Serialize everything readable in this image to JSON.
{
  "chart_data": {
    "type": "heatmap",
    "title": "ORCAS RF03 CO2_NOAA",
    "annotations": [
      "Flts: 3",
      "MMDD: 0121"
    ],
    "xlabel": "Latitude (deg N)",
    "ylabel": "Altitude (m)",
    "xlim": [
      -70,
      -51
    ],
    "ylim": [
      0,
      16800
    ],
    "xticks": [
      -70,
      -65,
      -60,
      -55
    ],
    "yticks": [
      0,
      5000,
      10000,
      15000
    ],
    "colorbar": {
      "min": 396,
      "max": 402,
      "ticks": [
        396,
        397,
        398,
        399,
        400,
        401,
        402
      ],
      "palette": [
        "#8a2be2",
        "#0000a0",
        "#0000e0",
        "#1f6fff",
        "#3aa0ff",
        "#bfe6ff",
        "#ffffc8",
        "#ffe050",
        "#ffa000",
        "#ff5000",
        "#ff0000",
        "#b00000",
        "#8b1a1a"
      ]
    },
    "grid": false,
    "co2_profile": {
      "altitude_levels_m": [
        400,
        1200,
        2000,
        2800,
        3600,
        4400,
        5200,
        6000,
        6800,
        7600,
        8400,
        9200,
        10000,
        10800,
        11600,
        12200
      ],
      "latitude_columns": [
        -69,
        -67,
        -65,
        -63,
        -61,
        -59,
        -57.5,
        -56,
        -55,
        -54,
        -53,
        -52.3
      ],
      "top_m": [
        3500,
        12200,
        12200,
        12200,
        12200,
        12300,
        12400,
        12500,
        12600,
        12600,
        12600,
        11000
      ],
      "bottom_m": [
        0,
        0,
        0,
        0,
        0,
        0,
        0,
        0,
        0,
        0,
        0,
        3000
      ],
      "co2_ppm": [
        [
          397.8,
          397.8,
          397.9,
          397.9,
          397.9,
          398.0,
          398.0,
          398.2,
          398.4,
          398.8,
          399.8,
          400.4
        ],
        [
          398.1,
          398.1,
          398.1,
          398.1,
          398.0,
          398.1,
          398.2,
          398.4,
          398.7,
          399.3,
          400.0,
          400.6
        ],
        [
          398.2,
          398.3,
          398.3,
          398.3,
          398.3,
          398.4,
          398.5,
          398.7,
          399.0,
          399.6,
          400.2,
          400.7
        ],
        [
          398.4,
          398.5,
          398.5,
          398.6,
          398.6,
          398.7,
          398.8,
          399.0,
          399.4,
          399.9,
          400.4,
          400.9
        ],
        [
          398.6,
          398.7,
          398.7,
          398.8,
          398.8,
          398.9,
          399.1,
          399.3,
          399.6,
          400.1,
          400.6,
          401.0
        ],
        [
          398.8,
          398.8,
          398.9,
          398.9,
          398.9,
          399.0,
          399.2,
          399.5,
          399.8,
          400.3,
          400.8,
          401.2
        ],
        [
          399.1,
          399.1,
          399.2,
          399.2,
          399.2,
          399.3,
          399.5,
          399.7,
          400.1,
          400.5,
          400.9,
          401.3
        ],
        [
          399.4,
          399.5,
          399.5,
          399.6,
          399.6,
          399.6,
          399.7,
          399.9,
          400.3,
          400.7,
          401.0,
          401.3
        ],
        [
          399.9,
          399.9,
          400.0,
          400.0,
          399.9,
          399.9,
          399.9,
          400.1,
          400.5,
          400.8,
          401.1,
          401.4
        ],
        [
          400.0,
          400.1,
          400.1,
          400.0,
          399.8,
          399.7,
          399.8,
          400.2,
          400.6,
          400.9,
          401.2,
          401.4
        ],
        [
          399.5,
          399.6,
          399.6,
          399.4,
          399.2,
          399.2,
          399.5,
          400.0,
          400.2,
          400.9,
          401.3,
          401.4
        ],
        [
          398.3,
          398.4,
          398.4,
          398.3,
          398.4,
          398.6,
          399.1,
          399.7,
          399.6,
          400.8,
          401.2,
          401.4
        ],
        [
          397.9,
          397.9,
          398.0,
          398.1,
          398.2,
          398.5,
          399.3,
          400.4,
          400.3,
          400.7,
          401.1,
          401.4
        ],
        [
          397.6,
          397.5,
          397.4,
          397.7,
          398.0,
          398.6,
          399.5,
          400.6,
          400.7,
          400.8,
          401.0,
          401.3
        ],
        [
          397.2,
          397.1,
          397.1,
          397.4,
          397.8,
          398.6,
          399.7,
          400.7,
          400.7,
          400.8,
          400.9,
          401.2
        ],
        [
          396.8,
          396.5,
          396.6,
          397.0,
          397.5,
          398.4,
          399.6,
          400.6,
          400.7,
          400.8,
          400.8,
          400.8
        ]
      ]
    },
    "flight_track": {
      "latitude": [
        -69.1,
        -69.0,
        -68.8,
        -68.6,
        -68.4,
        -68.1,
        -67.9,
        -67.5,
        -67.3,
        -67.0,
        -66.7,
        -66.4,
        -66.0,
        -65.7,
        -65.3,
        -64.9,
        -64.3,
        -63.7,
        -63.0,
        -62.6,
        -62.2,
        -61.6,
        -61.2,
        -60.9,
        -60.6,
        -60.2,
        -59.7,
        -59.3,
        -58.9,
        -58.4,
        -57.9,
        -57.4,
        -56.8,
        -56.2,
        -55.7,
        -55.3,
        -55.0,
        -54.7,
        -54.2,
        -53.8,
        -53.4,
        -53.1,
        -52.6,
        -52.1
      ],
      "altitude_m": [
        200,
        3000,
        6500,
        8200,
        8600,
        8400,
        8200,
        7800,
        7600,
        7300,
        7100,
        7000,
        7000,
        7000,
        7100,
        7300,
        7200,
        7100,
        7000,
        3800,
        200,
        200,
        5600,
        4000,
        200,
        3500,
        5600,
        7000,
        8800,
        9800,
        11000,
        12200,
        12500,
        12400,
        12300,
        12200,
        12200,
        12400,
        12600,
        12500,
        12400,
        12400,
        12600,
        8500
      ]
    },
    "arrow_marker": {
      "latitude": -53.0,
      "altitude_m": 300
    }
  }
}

★ ★ ★

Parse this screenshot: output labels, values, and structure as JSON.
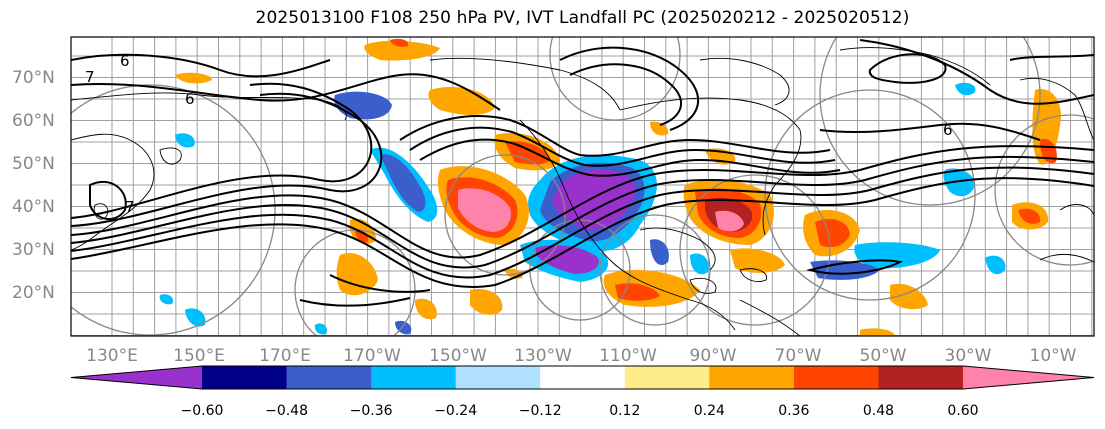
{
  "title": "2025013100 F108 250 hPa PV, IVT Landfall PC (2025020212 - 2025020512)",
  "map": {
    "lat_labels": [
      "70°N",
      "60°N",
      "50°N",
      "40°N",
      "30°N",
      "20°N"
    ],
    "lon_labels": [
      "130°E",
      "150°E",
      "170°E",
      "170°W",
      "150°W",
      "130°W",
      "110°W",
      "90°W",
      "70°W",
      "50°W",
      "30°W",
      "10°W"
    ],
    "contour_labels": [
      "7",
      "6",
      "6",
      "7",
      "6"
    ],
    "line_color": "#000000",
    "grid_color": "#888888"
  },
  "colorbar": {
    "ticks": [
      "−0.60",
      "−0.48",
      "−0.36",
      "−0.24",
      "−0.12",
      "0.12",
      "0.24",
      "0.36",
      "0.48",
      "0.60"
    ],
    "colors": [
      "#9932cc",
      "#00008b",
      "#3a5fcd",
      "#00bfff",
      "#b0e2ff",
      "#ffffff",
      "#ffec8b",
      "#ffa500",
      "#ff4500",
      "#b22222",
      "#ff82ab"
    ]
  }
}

★ ★ ★

Job: Lines holding the word "title" in the entries above are the ones to pull out. Copy them all.

Reply:
    "title": "ORCAS RF03 CO2_NOAA",
  "title": "2025013100 F108 250 hPa PV, IVT Landfall PC (2025020212 - 2025020512)",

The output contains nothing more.